What to produce: All lines featuring the string "JSON" are to be listed.

The input:
+===+

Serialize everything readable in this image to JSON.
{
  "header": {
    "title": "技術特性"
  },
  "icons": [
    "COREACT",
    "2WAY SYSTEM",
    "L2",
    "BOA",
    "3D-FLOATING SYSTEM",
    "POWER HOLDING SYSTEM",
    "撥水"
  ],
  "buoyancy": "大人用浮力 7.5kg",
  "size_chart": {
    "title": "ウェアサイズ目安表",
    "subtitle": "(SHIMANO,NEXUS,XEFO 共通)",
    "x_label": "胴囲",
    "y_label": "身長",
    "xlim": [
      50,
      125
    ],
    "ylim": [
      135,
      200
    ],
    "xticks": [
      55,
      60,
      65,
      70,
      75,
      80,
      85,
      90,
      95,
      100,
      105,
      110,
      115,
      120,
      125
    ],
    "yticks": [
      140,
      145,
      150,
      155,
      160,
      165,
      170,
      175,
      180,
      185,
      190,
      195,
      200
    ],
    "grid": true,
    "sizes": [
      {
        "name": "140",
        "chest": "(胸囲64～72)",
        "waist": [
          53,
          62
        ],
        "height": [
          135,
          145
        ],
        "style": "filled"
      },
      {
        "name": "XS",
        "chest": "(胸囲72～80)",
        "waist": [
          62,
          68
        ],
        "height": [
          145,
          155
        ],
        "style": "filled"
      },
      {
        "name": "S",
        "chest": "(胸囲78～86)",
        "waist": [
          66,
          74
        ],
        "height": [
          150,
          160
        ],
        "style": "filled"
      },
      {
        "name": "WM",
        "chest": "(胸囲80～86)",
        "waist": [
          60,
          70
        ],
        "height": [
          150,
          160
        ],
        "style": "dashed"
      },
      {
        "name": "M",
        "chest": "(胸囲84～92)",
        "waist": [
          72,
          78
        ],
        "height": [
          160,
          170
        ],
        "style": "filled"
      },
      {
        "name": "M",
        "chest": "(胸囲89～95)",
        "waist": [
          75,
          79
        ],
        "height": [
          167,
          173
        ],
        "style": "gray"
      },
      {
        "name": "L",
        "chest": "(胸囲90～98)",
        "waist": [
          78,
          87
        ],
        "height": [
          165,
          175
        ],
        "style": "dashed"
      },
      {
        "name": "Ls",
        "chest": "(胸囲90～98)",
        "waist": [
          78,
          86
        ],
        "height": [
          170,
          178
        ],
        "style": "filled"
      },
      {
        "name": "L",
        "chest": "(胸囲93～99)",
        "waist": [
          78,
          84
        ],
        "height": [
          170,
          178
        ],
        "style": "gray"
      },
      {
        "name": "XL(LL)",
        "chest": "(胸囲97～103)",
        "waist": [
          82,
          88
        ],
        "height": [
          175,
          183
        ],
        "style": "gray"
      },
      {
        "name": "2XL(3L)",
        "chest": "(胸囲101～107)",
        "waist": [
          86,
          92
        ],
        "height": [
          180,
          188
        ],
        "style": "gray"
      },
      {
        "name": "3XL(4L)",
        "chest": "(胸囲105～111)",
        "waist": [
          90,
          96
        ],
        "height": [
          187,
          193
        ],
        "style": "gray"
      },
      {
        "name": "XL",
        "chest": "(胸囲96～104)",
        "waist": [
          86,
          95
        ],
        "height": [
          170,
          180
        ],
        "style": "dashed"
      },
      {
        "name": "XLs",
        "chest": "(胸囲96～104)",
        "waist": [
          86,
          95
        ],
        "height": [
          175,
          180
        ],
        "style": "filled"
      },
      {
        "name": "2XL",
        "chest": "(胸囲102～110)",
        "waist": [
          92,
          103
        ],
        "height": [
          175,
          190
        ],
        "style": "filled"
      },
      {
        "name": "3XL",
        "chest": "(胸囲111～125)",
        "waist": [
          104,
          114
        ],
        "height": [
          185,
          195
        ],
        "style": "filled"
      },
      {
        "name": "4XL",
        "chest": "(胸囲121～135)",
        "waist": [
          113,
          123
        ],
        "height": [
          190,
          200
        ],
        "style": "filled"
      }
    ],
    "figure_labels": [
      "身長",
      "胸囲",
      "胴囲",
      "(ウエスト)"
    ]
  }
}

+===+

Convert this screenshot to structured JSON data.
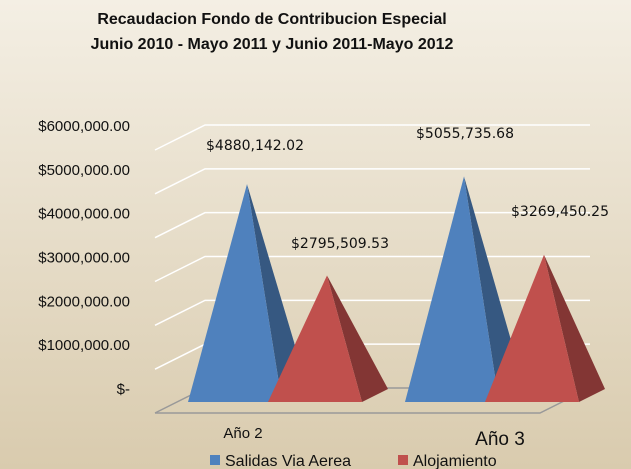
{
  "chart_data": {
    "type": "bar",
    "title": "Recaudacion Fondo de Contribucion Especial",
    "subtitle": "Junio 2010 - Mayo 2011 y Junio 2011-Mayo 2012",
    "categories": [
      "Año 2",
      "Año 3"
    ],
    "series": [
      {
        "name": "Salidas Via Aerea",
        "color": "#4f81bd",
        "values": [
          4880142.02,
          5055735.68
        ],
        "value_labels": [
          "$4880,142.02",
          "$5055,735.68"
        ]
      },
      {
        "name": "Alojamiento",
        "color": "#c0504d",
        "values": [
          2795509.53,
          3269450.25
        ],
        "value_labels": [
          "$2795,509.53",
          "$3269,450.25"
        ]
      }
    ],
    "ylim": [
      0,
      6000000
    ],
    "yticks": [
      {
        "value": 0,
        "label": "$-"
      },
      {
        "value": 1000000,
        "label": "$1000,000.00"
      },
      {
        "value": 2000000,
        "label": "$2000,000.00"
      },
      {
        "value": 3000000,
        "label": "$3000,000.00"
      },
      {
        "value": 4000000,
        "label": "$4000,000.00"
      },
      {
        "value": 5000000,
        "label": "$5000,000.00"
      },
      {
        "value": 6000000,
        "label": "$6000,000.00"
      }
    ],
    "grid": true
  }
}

+===+

Response for this exercise:
Serialize everything readable in this image to JSON.
Convert this screenshot to structured JSON data.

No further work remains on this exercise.